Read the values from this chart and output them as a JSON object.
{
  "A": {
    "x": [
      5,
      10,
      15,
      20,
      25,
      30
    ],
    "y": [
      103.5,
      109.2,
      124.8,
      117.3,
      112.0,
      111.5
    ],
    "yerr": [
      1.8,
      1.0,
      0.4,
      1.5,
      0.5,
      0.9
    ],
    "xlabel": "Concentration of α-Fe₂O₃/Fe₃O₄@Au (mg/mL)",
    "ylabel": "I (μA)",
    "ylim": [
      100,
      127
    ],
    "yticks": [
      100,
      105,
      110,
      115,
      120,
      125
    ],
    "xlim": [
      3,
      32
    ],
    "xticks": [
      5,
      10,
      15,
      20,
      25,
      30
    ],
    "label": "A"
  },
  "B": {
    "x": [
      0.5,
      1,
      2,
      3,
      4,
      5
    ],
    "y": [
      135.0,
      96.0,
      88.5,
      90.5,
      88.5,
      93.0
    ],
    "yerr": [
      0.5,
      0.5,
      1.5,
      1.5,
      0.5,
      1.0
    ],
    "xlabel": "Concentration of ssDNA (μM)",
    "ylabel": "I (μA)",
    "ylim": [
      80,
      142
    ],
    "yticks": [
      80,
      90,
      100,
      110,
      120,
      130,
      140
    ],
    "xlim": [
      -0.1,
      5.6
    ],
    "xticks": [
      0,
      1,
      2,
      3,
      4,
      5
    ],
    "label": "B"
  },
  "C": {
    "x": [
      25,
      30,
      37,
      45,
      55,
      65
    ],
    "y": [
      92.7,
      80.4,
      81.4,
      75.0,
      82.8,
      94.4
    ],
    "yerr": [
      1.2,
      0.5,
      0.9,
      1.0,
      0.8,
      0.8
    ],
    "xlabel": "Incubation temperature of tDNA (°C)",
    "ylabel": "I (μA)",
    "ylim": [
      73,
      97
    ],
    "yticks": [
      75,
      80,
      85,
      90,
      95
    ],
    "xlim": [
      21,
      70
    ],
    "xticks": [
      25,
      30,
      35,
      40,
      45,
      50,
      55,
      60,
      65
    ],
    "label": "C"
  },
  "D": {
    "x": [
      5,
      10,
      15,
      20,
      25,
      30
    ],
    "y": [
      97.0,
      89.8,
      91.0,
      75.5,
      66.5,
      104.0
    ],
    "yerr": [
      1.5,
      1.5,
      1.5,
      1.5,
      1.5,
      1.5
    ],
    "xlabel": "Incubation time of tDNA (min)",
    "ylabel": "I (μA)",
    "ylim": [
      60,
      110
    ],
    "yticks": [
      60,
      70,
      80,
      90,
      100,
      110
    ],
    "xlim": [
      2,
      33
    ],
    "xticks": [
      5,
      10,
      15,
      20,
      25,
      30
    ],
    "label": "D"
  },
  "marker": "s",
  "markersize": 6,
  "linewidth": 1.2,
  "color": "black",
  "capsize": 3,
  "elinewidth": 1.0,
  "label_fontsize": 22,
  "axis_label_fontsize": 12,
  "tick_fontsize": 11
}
====================
■ **WHAT YOU SHOULD DO**
Report every line containing the word "tDNA" from the listing above.

■ **ANSWER TO THIS TASK**
    "xlabel": "Incubation temperature of tDNA (°C)",
    "xlabel": "Incubation time of tDNA (min)",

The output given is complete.